#### Goal 1:
Write out, word for word, the part of the spin dryer patent excerpt that opens with the words containing "BRIEF DESCRIPTION OF" and closes with "from FIG. 1.".
#### Goal 2:
According to the spin dryer patent excerpt, what does the free end face of the drum have?
#### Goal 3:
Carry on the spin dryer patent excerpt from the point where it stops.

#### Excerpt provided:

BRIEF DESCRIPTION OF THE DRAWINGS
[0025] One preferred exemplary embodiment of the invention is
explained in greater detail below with reference to the drawings,
in which:
[0026] FIG. 1 shows a basic side view of the apparatus together
with a downstream unloading belt and a dryer which can be loaded by
said belt.
[0027] FIG. 2 shows a front view of the apparatus from FIG. 1.
[0028] FIG. 3 shows an enlarged detail III from FIG. 2, in the
region of a foot of a basic frame of the apparatus.
DETAILED DESCRIPTION OF THE PREFERRED EMBODIMENTS
[0029] The figures show an apparatus which is in the form of a spin
dryer 10 for use in commercial laundries in particular.
[0030] The spin dryer 10 has a drum 12 which can be driven in
rotation about a pivotable axis of rotation 11, and liquid can pass
through said drum through at least partial perforations in its
casing surface. The free end face of the drum 12 has a single
opening 13 which takes up substantially the entire face.

#### Data:

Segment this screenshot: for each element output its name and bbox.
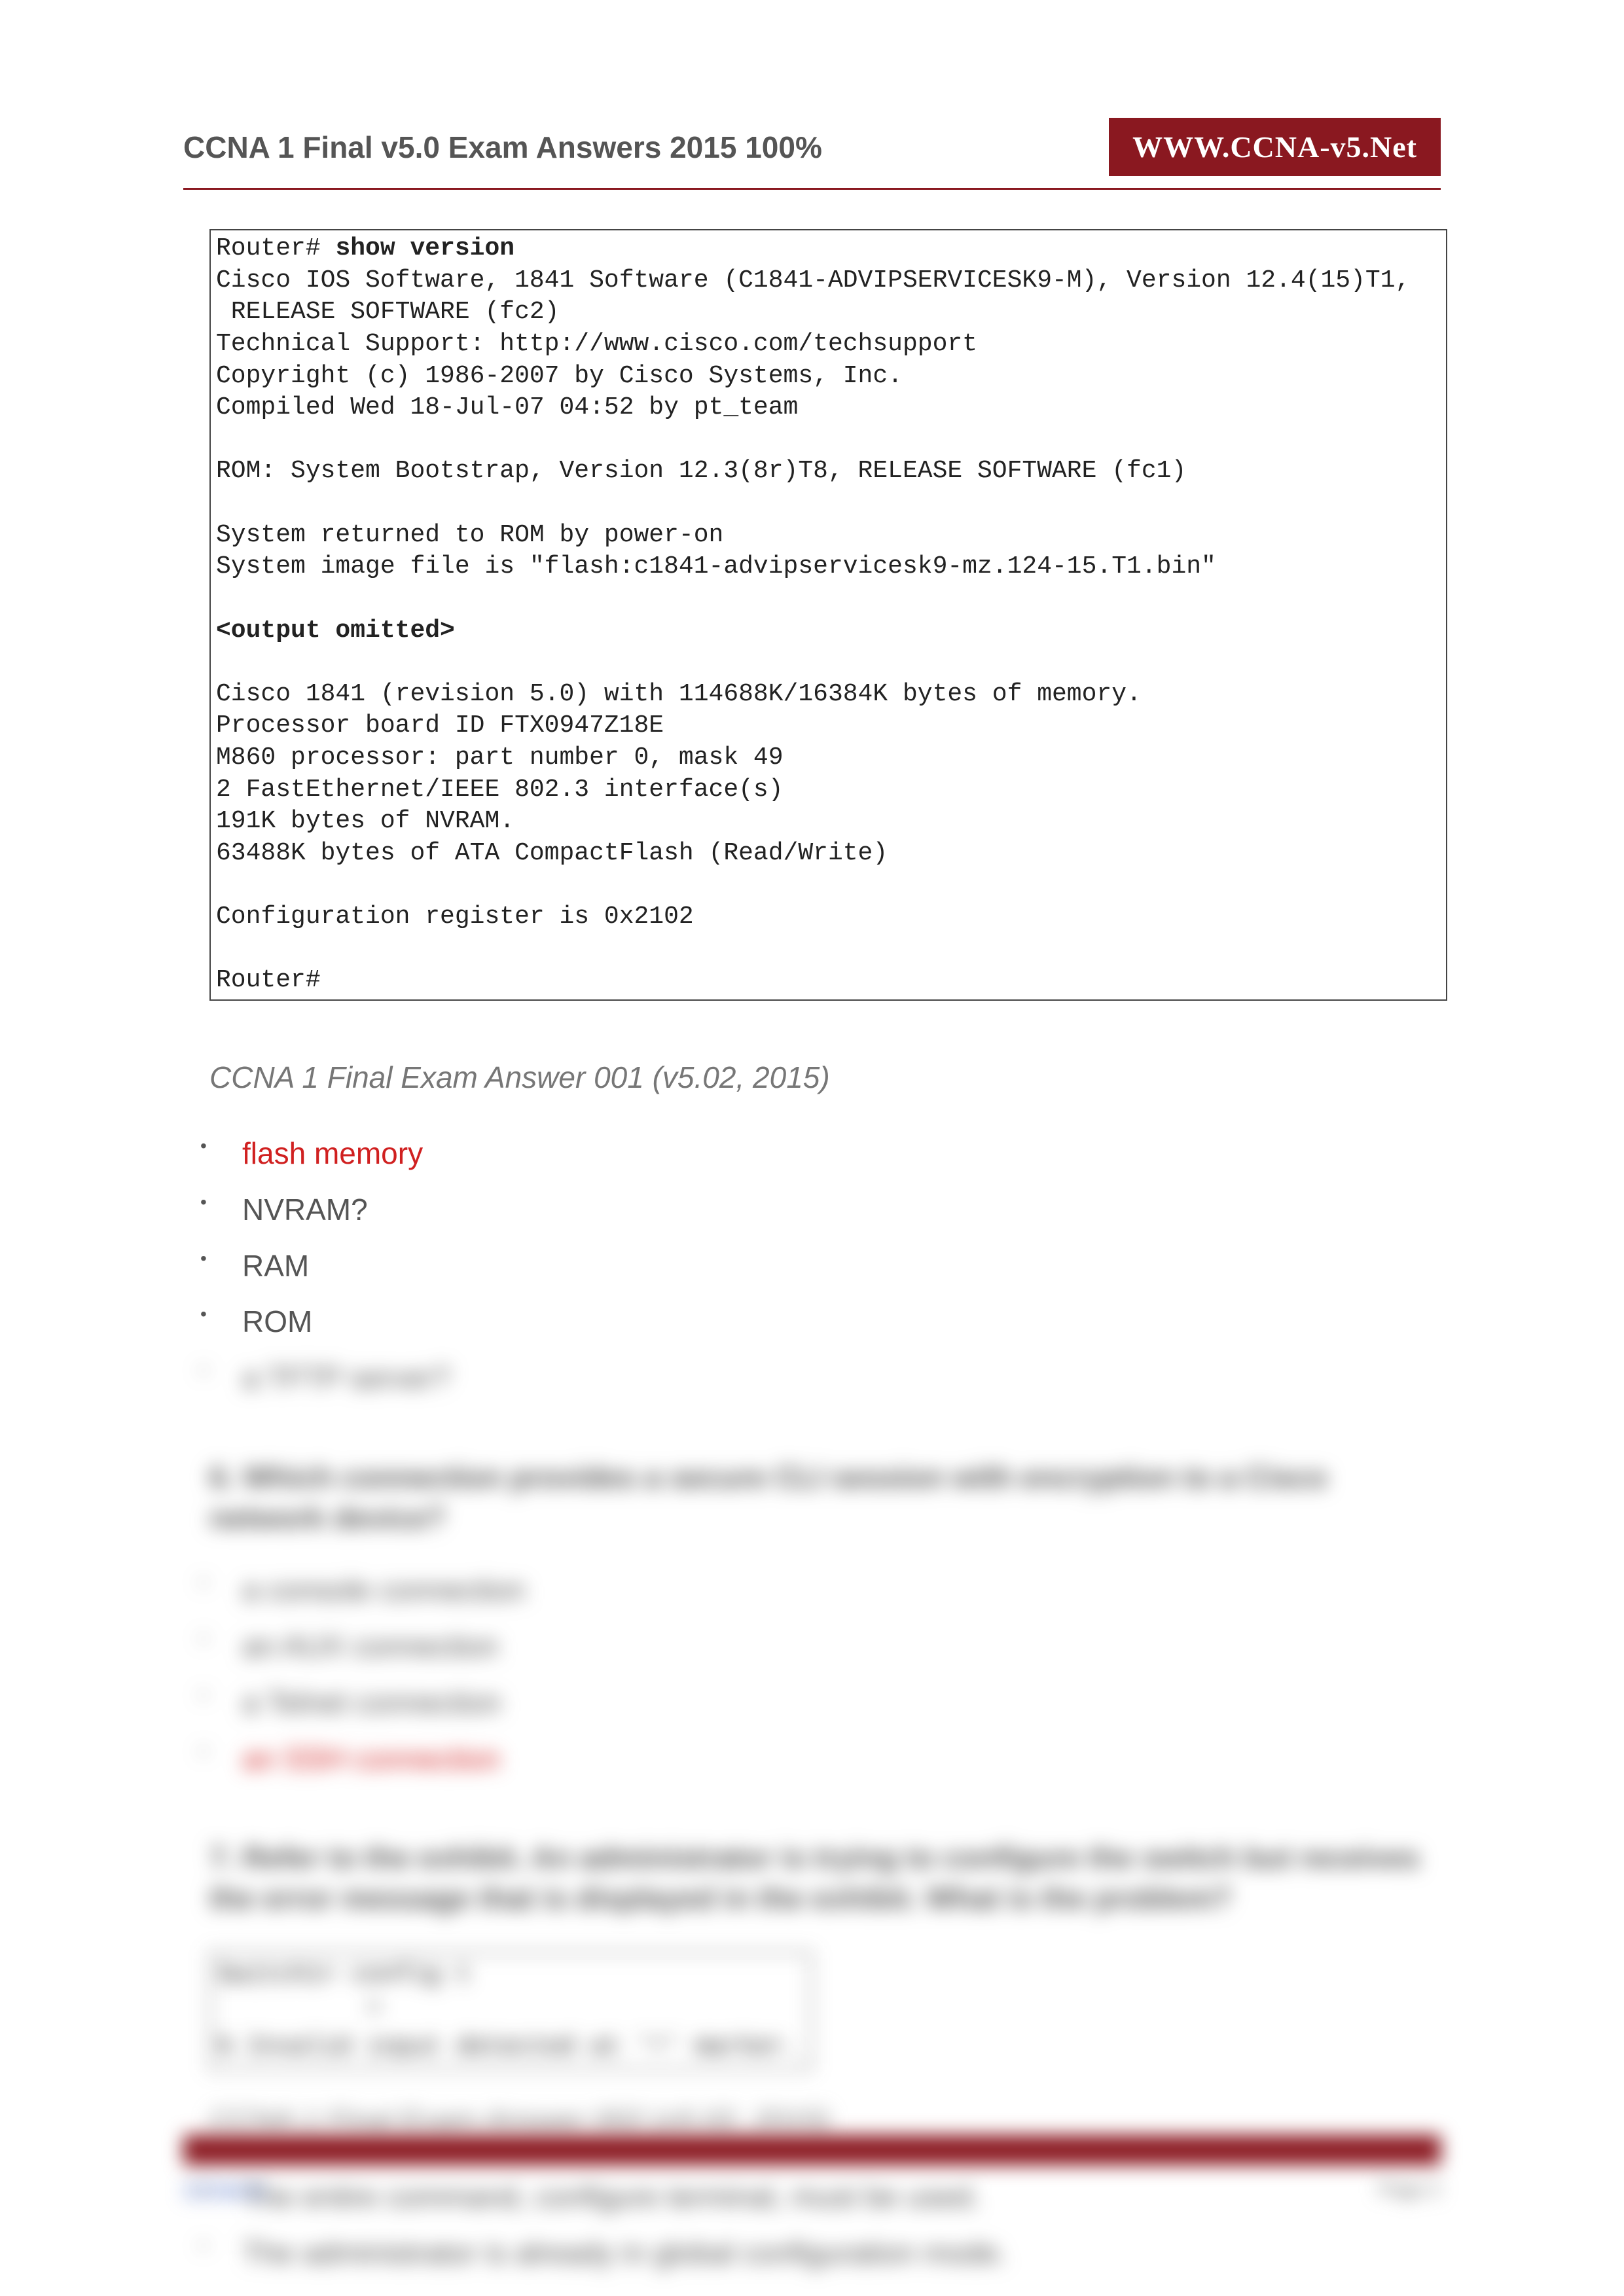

#### Exercise answer 1:
BRIEF DESCRIPTION OF THE DRAWINGS
[0025] One preferred exemplary embodiment of the invention is
explained in greater detail below with reference to the drawings,
in which:
[0026] FIG. 1 shows a basic side view of the apparatus together
with a downstream unloading belt and a dryer which can be loaded by
said belt.
[0027] FIG. 2 shows a front view of the apparatus from FIG. 1.

#### Exercise answer 2:
A single opening that takes up substantially the entire face.

#### Exercise answer 3:
[0031] The spin dryer 10 also has a water-tight drum housing 14
which surrounds the water-permeable drum 12. The drum housing 14 is
formed such that it is stationary in relation to the drum 12, that
is to say, in contrast to the drum 12, cannot be driven in
rotation. A free end face of the drum housing 14 also has a single
opening 15 which takes up virtually the entire face. The opening 15
is associated with that end face of the drum housing 14 toward
which the opening 13 in the drum 12 also points. The openings 13
and 15 are therefore situated adjacent to one another since they
correspond to one another. In the spin dryer 10 shown here, the
opening 15 in the drum housing 14 can be closed by a pivotable door
16.
[0032] The drum housing 14 comprising the drum 12, which is
rotatably mounted therein, can be pivoted about a pivot axis 17
which runs transverse to the axis of rotation 11 of the drum 12.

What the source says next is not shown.